> [ENTRIES SUPPLIED]

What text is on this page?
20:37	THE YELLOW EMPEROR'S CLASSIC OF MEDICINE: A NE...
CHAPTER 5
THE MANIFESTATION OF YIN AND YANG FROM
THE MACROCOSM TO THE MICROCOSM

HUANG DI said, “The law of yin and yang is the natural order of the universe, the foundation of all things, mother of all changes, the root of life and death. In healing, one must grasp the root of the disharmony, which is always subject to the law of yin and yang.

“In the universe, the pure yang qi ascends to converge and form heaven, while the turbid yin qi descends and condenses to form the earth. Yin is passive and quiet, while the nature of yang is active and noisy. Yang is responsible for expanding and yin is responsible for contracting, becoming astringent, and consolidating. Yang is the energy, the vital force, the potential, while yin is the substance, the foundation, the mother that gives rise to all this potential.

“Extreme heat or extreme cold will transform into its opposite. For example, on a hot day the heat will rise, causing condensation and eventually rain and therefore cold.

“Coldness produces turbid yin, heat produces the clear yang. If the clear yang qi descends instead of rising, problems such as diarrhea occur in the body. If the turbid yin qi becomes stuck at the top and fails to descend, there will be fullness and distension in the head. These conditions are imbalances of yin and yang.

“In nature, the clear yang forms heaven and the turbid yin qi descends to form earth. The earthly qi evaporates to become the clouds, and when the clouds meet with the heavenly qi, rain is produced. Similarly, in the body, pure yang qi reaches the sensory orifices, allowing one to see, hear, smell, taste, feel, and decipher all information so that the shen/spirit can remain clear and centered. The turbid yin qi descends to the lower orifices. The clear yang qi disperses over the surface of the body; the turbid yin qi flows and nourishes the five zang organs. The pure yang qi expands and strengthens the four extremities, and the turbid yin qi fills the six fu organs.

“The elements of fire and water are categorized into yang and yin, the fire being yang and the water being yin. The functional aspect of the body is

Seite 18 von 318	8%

> [TASK GOAL] Take the entries above and transcribe them in full.

> [SOLUTION TO THE PROBLEM]
What text is on this page?
20:37	THE YELLOW EMPEROR'S CLASSIC OF MEDICINE: A NE...
CHAPTER 5
THE MANIFESTATION OF YIN AND YANG FROM
THE MACROCOSM TO THE MICROCOSM

HUANG DI said, “The law of yin and yang is the natural order of the universe, the foundation of all things, mother of all changes, the root of life and death. In healing, one must grasp the root of the disharmony, which is always subject to the law of yin and yang.

“In the universe, the pure yang qi ascends to converge and form heaven, while the turbid yin qi descends and condenses to form the earth. Yin is passive and quiet, while the nature of yang is active and noisy. Yang is responsible for expanding and yin is responsible for contracting, becoming astringent, and consolidating. Yang is the energy, the vital force, the potential, while yin is the substance, the foundation, the mother that gives rise to all this potential.

“Extreme heat or extreme cold will transform into its opposite. For example, on a hot day the heat will rise, causing condensation and eventually rain and therefore cold.

“Coldness produces turbid yin, heat produces the clear yang. If the clear yang qi descends instead of rising, problems such as diarrhea occur in the body. If the turbid yin qi becomes stuck at the top and fails to descend, there will be fullness and distension in the head. These conditions are imbalances of yin and yang.

“In nature, the clear yang forms heaven and the turbid yin qi descends to form earth. The earthly qi evaporates to become the clouds, and when the clouds meet with the heavenly qi, rain is produced. Similarly, in the body, pure yang qi reaches the sensory orifices, allowing one to see, hear, smell, taste, feel, and decipher all information so that the shen/spirit can remain clear and centered. The turbid yin qi descends to the lower orifices. The clear yang qi disperses over the surface of the body; the turbid yin qi flows and nourishes the five zang organs. The pure yang qi expands and strengthens the four extremities, and the turbid yin qi fills the six fu organs.

“The elements of fire and water are categorized into yang and yin, the fire being yang and the water being yin. The functional aspect of the body is

Seite 18 von 318	8%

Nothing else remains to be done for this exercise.